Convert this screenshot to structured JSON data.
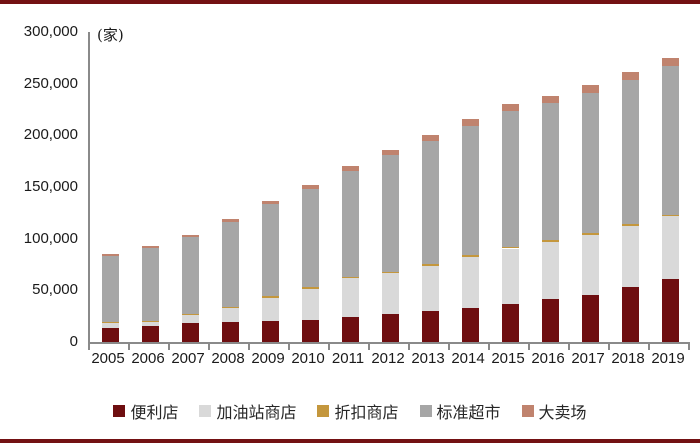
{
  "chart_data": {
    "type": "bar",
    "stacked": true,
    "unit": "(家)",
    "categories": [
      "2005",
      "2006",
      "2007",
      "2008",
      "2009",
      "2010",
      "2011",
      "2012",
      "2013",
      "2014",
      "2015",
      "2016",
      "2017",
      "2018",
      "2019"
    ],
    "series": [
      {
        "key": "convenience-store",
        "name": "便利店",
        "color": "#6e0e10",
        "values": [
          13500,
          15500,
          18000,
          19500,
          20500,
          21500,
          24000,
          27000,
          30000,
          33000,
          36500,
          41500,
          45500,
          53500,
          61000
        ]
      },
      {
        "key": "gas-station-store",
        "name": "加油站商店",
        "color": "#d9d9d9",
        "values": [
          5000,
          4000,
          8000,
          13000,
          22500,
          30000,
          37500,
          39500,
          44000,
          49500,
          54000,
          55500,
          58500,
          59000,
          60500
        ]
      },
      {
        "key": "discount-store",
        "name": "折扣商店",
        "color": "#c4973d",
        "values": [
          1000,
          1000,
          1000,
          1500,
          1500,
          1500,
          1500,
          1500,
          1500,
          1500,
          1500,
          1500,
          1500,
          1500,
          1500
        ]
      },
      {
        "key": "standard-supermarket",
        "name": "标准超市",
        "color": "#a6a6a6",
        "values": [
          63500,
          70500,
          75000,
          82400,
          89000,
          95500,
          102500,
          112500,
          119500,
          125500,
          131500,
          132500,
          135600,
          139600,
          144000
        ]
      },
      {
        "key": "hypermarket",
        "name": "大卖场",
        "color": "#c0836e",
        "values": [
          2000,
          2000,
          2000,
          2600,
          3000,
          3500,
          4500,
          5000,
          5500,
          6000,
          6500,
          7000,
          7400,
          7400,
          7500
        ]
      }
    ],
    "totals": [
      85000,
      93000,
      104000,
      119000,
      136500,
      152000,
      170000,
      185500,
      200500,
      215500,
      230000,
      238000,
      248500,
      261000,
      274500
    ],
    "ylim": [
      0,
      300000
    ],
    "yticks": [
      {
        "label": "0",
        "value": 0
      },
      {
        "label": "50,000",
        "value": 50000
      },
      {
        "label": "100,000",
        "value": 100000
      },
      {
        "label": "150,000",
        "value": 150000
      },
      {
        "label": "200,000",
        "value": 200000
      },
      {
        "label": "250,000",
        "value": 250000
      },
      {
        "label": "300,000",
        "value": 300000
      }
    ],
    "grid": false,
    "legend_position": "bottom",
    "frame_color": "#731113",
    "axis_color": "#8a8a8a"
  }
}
════════════════════
**Work to complete**
Going through the records above, state how many lines carry "store", with no other text.

**Task answer**
3